SHORT TASK: Pick out every line in the material that contains the string "zscore".

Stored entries
** BEGIN **

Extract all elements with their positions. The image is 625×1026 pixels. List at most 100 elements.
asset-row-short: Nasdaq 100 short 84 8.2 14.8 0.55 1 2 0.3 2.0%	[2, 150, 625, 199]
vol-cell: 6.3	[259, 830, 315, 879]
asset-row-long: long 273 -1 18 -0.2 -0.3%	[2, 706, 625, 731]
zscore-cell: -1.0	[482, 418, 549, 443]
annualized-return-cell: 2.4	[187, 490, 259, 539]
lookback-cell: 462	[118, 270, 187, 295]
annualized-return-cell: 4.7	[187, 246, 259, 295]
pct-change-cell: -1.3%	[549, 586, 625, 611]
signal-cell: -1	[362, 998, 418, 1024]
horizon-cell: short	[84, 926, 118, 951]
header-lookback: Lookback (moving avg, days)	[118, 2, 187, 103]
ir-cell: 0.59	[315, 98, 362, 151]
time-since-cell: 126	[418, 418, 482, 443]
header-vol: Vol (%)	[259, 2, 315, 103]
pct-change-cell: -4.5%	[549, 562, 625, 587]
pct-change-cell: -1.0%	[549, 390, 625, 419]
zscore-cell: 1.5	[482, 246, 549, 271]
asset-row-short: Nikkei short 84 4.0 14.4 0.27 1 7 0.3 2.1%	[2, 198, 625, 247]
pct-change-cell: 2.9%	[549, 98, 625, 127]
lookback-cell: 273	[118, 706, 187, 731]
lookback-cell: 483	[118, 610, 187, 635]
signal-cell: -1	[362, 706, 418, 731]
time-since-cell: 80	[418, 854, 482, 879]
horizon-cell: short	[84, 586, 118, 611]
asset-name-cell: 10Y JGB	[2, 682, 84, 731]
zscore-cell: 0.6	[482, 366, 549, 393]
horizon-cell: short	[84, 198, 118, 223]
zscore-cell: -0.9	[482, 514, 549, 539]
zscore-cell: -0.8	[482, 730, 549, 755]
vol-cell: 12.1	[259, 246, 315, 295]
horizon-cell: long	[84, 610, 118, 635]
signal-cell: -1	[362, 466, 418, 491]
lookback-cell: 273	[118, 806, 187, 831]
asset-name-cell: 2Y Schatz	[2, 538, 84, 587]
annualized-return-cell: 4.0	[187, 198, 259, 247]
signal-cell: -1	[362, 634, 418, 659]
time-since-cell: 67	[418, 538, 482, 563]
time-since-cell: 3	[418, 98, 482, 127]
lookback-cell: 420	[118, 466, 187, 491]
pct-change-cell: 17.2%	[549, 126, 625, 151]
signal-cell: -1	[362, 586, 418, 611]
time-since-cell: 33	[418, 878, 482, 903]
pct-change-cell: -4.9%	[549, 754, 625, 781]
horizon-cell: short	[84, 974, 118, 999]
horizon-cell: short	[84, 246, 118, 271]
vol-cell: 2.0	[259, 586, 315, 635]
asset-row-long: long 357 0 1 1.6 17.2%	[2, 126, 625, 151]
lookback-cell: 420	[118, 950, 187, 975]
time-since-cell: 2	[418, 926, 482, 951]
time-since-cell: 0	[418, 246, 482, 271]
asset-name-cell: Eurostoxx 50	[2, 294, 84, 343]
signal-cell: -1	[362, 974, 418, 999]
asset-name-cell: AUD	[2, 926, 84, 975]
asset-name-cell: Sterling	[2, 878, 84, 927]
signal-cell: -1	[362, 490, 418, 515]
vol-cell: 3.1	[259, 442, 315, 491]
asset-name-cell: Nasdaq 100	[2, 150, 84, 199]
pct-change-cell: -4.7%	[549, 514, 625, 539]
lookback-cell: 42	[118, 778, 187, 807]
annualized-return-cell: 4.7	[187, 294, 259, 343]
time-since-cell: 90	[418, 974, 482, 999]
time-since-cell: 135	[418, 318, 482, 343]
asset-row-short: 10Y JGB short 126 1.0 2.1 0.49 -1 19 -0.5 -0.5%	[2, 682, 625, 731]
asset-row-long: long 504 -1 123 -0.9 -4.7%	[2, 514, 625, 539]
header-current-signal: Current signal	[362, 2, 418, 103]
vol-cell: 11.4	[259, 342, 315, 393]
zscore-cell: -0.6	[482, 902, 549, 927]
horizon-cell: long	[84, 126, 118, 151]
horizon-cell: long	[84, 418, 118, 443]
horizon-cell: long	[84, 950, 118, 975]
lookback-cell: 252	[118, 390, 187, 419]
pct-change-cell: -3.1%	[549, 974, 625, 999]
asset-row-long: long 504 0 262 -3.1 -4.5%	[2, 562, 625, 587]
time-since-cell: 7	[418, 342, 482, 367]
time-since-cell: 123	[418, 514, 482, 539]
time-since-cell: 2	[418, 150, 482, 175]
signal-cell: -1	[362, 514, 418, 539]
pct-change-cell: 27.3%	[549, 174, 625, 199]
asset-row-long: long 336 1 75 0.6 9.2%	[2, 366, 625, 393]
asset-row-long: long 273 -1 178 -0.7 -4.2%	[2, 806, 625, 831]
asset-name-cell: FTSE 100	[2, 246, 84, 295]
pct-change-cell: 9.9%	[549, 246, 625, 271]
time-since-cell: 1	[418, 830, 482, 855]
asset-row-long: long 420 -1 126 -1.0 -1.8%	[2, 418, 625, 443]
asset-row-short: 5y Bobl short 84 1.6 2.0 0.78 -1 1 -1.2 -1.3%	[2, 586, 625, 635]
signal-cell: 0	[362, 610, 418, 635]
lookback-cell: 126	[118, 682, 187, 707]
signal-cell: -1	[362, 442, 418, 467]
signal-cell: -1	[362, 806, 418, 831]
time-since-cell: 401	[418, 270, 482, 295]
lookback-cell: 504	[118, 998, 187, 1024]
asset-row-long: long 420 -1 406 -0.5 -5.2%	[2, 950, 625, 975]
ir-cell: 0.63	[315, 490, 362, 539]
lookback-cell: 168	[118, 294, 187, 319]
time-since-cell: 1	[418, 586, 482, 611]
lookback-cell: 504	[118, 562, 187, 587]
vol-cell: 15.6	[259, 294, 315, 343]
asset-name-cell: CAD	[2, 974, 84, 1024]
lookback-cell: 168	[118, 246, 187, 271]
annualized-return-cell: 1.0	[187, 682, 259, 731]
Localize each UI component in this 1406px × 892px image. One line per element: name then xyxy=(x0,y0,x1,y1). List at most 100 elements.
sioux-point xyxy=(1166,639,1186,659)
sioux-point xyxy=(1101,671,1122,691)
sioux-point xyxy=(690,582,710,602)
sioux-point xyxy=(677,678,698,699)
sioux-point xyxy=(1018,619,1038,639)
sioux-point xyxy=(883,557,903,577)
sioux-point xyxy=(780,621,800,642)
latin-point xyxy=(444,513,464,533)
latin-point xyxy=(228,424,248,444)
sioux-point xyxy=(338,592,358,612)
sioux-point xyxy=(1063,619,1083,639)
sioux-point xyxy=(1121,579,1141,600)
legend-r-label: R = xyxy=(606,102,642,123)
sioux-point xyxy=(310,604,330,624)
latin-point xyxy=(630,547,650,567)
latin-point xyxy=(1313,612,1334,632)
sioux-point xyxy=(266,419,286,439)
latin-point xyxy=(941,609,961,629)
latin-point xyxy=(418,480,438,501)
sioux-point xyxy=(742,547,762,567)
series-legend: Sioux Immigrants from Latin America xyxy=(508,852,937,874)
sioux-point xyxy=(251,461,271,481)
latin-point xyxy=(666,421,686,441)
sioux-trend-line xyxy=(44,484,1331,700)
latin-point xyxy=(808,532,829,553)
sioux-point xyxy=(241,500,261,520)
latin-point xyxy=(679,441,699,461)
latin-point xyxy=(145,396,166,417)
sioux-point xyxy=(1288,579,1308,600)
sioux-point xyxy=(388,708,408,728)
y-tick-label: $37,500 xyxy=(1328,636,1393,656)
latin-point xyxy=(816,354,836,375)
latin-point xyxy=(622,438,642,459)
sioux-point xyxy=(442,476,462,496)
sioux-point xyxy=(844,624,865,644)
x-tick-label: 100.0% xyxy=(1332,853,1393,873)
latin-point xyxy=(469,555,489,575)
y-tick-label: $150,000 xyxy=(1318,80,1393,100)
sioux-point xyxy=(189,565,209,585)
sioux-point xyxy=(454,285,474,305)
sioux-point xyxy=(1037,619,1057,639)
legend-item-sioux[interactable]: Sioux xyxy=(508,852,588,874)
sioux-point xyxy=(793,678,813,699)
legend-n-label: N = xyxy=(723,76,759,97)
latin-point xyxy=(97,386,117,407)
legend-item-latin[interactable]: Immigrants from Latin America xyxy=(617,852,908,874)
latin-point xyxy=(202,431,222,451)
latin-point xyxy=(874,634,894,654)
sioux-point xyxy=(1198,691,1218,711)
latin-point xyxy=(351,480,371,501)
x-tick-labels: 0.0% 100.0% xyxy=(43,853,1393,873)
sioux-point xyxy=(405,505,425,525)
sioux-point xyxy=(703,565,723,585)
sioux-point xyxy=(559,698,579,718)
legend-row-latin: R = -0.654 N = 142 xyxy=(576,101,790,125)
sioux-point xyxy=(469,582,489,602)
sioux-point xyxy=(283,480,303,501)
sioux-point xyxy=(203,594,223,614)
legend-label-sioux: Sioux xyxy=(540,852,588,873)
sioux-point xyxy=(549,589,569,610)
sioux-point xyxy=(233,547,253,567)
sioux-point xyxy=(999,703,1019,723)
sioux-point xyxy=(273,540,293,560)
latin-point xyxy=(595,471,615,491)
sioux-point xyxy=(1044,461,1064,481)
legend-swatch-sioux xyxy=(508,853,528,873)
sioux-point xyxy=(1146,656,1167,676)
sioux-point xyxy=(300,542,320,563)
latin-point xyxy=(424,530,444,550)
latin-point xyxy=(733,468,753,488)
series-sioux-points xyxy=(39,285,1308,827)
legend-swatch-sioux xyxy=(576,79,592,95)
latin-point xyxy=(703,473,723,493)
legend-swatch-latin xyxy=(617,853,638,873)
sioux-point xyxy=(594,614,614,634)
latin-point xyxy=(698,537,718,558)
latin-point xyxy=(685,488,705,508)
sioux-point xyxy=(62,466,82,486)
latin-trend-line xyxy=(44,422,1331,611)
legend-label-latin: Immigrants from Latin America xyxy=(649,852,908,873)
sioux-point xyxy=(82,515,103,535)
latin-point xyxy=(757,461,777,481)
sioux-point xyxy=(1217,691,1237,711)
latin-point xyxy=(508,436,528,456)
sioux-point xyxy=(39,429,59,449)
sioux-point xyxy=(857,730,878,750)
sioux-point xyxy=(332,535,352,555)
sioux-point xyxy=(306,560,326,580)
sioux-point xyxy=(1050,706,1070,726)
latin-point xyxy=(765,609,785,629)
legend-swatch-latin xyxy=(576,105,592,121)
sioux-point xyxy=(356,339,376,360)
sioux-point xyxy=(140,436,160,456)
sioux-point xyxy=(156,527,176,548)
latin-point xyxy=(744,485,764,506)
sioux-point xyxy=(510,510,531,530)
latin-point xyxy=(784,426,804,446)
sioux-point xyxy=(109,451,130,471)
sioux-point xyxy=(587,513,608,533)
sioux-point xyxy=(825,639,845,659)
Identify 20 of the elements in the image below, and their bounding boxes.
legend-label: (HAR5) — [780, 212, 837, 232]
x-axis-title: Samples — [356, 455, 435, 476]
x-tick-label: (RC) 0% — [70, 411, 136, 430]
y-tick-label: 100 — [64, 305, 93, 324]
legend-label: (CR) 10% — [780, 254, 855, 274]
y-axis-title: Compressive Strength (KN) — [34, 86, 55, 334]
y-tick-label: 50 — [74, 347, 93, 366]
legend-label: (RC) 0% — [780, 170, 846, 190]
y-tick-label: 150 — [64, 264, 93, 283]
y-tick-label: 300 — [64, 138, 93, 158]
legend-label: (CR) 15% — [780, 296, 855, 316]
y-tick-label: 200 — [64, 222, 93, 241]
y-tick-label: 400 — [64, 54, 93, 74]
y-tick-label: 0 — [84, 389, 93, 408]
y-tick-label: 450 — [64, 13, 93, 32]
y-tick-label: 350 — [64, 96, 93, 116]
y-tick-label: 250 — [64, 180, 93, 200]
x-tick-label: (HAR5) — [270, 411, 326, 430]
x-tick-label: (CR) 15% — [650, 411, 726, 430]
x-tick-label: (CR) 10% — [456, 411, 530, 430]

** END **

COMPLETE RESPONSE:
zscore-cell: -1.0	[482, 418, 549, 443]
zscore-cell: 1.5	[482, 246, 549, 271]
zscore-cell: 0.6	[482, 366, 549, 393]
zscore-cell: -0.9	[482, 514, 549, 539]
zscore-cell: -0.8	[482, 730, 549, 755]
zscore-cell: -0.6	[482, 902, 549, 927]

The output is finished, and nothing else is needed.